ENTRIES
═══
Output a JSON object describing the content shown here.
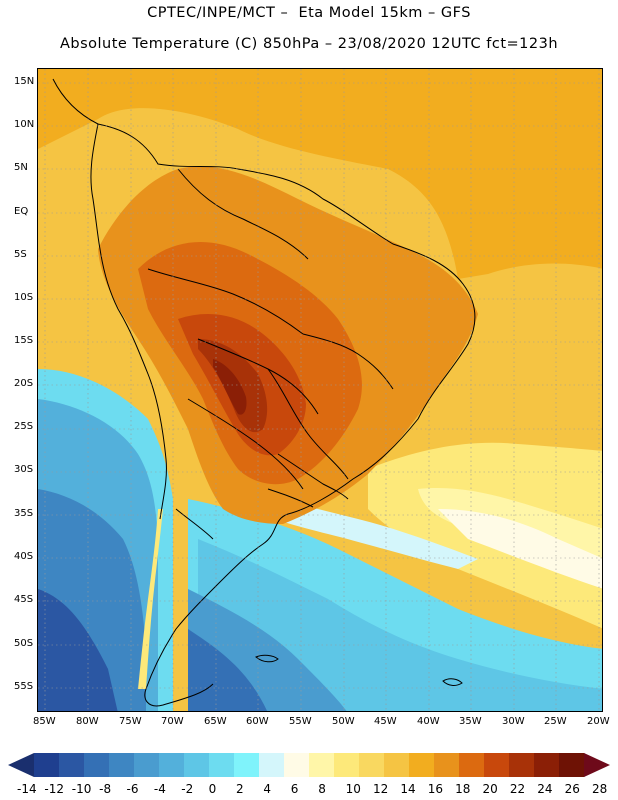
{
  "header": {
    "line1": "CPTEC/INPE/MCT –  Eta Model 15km – GFS",
    "line2": "Absolute Temperature (C) 850hPa – 23/08/2020 12UTC fct=123h"
  },
  "map": {
    "lat_labels": [
      "15N",
      "10N",
      "5N",
      "EQ",
      "5S",
      "10S",
      "15S",
      "20S",
      "25S",
      "30S",
      "35S",
      "40S",
      "45S",
      "50S",
      "55S"
    ],
    "lon_labels": [
      "85W",
      "80W",
      "75W",
      "70W",
      "65W",
      "60W",
      "55W",
      "50W",
      "45W",
      "40W",
      "35W",
      "30W",
      "25W",
      "20W"
    ],
    "region": "South America",
    "field": "temperature at 850hPa"
  },
  "colorbar": {
    "labels": [
      "-14",
      "-12",
      "-10",
      "-8",
      "-6",
      "-4",
      "-2",
      "0",
      "2",
      "4",
      "6",
      "8",
      "10",
      "12",
      "14",
      "16",
      "18",
      "20",
      "22",
      "24",
      "26",
      "28"
    ],
    "colors": [
      "#1f3f8f",
      "#2b57a3",
      "#3470b5",
      "#3e86c2",
      "#4a9ccf",
      "#53b0db",
      "#5ec6e6",
      "#6ddcf0",
      "#7ff3fb",
      "#d4f6fb",
      "#fffbe6",
      "#fff6a8",
      "#fde97a",
      "#f9d860",
      "#f5c443",
      "#f2ad1f",
      "#e8921c",
      "#dc6a10",
      "#c8480c",
      "#a83208",
      "#8b1f06",
      "#6e1205"
    ],
    "arrow_left_color": "#1a2f6e",
    "arrow_right_color": "#6e0a1a"
  }
}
═══
PROMPT
All the lines above are to be given again exactly as they read, with the pictures removed.

THE RESPONSE
Output a JSON object describing the content shown here.
{
  "header": {
    "line1": "CPTEC/INPE/MCT –  Eta Model 15km – GFS",
    "line2": "Absolute Temperature (C) 850hPa – 23/08/2020 12UTC fct=123h"
  },
  "map": {
    "lat_labels": [
      "15N",
      "10N",
      "5N",
      "EQ",
      "5S",
      "10S",
      "15S",
      "20S",
      "25S",
      "30S",
      "35S",
      "40S",
      "45S",
      "50S",
      "55S"
    ],
    "lon_labels": [
      "85W",
      "80W",
      "75W",
      "70W",
      "65W",
      "60W",
      "55W",
      "50W",
      "45W",
      "40W",
      "35W",
      "30W",
      "25W",
      "20W"
    ],
    "region": "South America",
    "field": "temperature at 850hPa"
  },
  "colorbar": {
    "labels": [
      "-14",
      "-12",
      "-10",
      "-8",
      "-6",
      "-4",
      "-2",
      "0",
      "2",
      "4",
      "6",
      "8",
      "10",
      "12",
      "14",
      "16",
      "18",
      "20",
      "22",
      "24",
      "26",
      "28"
    ],
    "colors": [
      "#1f3f8f",
      "#2b57a3",
      "#3470b5",
      "#3e86c2",
      "#4a9ccf",
      "#53b0db",
      "#5ec6e6",
      "#6ddcf0",
      "#7ff3fb",
      "#d4f6fb",
      "#fffbe6",
      "#fff6a8",
      "#fde97a",
      "#f9d860",
      "#f5c443",
      "#f2ad1f",
      "#e8921c",
      "#dc6a10",
      "#c8480c",
      "#a83208",
      "#8b1f06",
      "#6e1205"
    ],
    "arrow_left_color": "#1a2f6e",
    "arrow_right_color": "#6e0a1a"
  }
}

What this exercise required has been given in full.